[Document text]
All three specimens used HRB400 grade steel bars. Unidirectional tensile tests were conducted on steel bars of different diameters according to Part 1: Method of Test at Room Temperature for Metallic Materials Tensile Test (GB/T 228.1-2021) [10]. Six specimens of each steel bar diameter were reserved for uniaxial tensile testing, and the diameter, yield strength, ultimate tensile strength, and yield strain of the steel bars are listed in

Table 2. Measured steel strength and yield strain.

Rebar Diameter d (mm)	Yield Stress fy (MPa)	Ultimate Stress fu (MPa)	Yield Strain εy
8	465	664	0.0023
14	436	624	0.0022
16	483	621	0.0024

. The stress–strain curves of steel bars with various diameters are shown in Figure 2a, and the stress–strain curves of the precast and CIP concrete for each specimen are shown in Figure 2b,c.

2.3. Loading Protocol

The experiment was conducted using low-cycle cyclic loading. The vertical loading was provided by a frame-reactor system and two vertical hydraulic jacks. A 2000 kN hydraulic jack was used to apply axial pressure, while another 2000 kN hydraulic jack applied cyclic horizontal force. A schematic diagram of the loading apparatus is shown in Figure 3.

The axial load ratio of specimens PSW-1, PSW-2, and PSW-3 is 0.2, corresponding to axial loads of 944 kN, 997 kN, and 1056 kN, respectively. According to the Specification for Seismic Test of Buildings (JGJ/T 101-2015) [11], the horizontal load is applied using a displacement-controlled loading method. The loading is applied sequentially at displacement angles of 0.1%, 0.2%, 0.4%, 0.6%, 0.8%, 1.0%, and higher, with two cycles at each level. The test is terminated when the specimen fails completely or when the axial-bearing capacity drops to 85% of the peak load. Figure 4 shows the schematic diagram of the loading process.

[Data extract]
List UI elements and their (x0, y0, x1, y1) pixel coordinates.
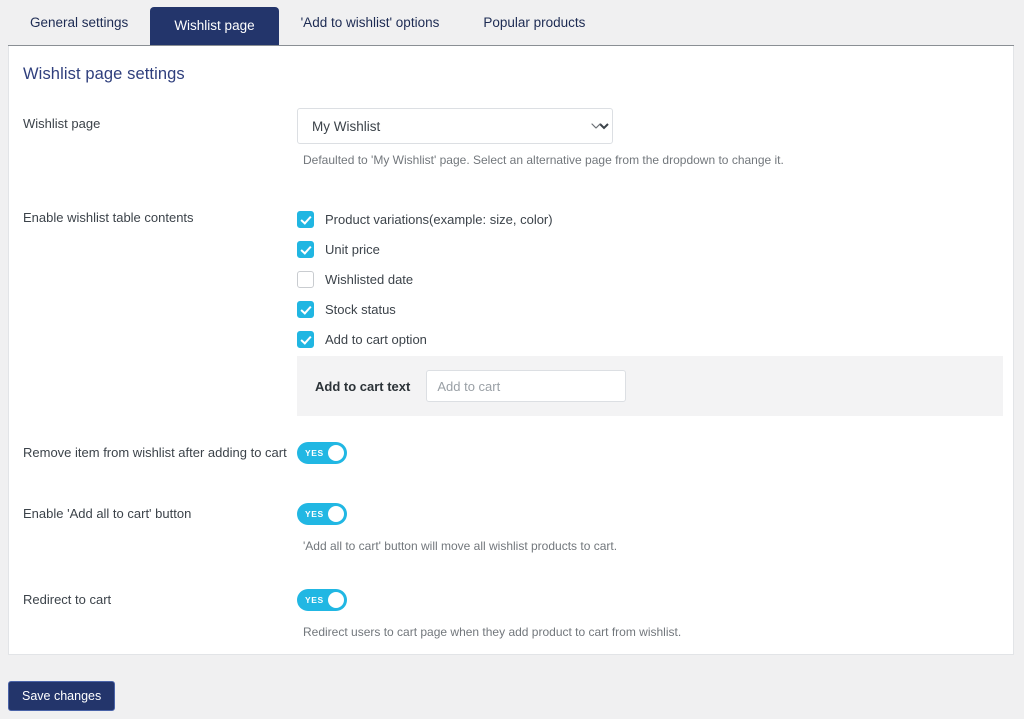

[Required work]
[A] In the text on steel bar testing and loading, how many cycles were applied at each displacement level?
[B] Translate this sentence from the steel bar testing and loading text into Spanish: "A 2000 kN hydraulic jack was used to apply axial pressure, while another 2000 kN hydraulic jack applied cyclic horizontal force."
[C] Summarize the steel bar testing and loading text in two sentences.

[Answers provided]
[A] Two cycles were applied at each level.

[B] Se utilizó un gato hidráulico de 2000 kN para aplicar la presión axial, mientras que otro gato hidráulico de 2000 kN aplicó la fuerza horizontal cíclica.

[C] All three specimens used HRB400 grade steel bars, and uniaxial tensile tests on bars of 8, 14, and 16 mm diameter gave yield stresses between 436 and 483 MPa. The specimens were tested under low-cycle cyclic loading at an axial load ratio of 0.2, with horizontal displacements applied in two cycles per level until the specimen failed completely or the axial-bearing capacity dropped to 85% of the peak load.